:: What you will do ::
Report all lines from the entries below in which "structured" appears.
—————
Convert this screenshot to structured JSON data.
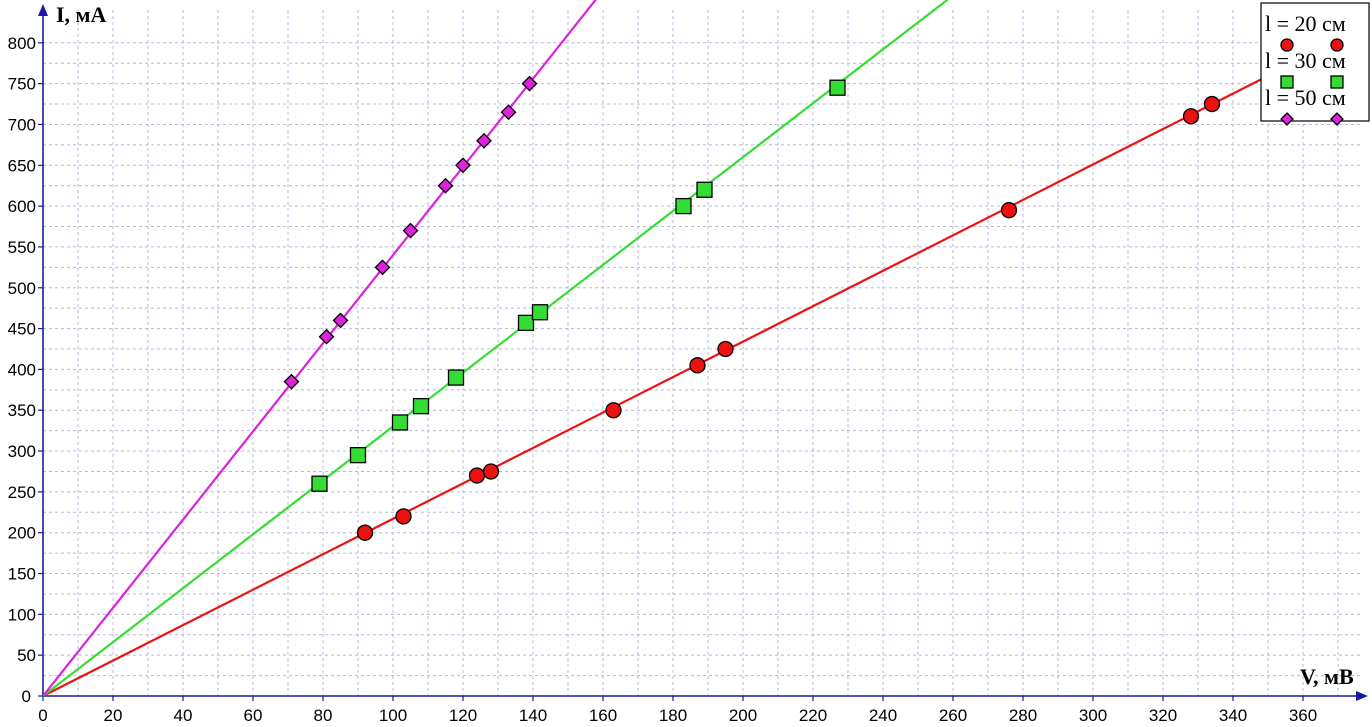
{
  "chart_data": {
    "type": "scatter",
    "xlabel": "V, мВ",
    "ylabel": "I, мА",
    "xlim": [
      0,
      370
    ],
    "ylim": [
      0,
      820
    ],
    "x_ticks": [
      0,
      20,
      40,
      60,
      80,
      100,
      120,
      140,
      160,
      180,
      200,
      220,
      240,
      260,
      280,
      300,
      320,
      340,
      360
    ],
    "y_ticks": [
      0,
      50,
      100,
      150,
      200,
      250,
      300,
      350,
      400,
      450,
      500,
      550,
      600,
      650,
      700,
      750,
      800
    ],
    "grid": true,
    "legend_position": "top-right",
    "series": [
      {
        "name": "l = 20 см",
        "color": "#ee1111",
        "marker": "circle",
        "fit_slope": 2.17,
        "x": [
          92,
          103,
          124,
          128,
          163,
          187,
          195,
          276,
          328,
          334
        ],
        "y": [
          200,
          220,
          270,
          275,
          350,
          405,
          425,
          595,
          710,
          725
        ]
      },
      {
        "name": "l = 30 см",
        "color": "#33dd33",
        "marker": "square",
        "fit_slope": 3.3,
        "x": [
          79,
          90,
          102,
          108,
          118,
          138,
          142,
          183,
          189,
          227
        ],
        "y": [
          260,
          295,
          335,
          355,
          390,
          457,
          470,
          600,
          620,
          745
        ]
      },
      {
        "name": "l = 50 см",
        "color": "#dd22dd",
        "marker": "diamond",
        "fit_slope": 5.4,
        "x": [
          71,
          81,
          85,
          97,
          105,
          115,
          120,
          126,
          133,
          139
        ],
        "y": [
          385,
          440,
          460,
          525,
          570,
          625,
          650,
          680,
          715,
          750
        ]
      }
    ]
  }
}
—————
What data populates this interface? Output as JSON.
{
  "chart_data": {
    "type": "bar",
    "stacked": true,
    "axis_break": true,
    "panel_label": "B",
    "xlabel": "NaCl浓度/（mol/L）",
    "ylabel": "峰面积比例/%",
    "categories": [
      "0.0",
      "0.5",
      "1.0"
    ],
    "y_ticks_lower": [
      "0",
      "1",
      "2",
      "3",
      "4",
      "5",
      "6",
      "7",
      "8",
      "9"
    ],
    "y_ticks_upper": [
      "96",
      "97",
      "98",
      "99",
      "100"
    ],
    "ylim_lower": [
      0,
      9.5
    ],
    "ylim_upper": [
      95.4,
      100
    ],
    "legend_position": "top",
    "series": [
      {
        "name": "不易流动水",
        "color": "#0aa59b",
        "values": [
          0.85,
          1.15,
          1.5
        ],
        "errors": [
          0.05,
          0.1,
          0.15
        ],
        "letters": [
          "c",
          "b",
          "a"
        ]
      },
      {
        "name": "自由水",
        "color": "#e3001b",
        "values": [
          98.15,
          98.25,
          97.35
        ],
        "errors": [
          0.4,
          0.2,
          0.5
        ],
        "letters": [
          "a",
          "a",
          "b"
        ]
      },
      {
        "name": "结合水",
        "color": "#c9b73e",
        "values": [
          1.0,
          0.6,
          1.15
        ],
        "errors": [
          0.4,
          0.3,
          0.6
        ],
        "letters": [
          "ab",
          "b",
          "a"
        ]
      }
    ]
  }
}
—————
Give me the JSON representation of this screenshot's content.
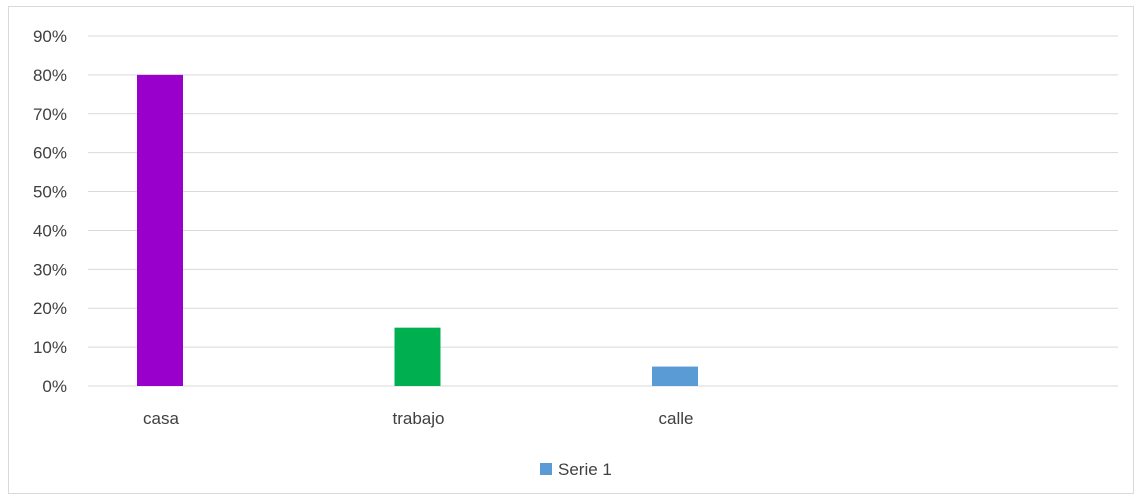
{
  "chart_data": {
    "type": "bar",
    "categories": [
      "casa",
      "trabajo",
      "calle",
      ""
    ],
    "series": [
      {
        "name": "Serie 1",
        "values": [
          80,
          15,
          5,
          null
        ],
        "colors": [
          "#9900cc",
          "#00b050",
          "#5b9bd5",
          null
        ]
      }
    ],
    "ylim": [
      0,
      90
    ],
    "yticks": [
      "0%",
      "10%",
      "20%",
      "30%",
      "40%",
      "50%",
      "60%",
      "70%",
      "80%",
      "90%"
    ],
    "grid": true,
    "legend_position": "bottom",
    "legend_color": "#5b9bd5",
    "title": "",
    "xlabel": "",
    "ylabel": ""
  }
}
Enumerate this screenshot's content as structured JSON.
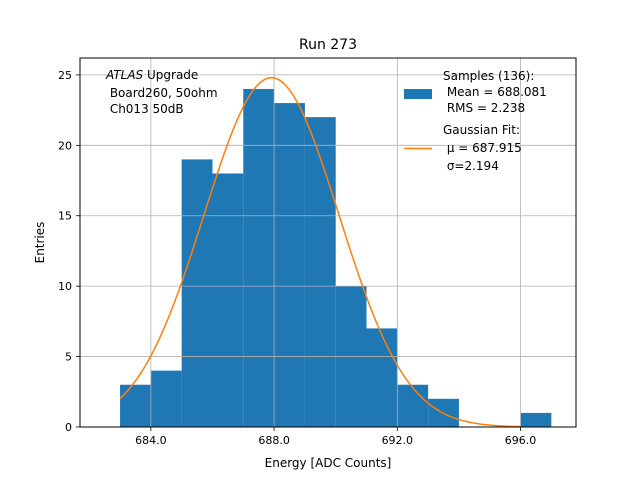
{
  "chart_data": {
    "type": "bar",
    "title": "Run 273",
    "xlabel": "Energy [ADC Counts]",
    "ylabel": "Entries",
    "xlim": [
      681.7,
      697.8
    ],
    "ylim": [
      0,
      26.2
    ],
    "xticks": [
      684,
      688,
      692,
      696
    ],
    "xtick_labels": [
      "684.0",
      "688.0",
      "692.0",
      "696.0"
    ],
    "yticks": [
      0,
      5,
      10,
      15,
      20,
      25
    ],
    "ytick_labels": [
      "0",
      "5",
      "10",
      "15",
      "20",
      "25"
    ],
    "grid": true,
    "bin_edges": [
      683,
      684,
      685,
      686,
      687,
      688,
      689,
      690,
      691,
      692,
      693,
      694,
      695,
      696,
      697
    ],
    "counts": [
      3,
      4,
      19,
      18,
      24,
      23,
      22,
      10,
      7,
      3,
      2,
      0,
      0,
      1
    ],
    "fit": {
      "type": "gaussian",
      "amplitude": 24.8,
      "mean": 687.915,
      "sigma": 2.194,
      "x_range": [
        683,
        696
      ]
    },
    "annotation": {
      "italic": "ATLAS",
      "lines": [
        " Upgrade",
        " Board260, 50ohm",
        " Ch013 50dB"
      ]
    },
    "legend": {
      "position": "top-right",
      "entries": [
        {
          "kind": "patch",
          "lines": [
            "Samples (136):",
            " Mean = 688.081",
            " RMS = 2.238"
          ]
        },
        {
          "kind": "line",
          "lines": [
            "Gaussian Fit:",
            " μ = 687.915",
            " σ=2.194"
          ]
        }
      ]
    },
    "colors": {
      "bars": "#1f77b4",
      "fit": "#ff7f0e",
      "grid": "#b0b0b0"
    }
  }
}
—————
:: The reply ::
Convert this screenshot to structured JSON data.
Enumerate this screenshot's content as structured JSON.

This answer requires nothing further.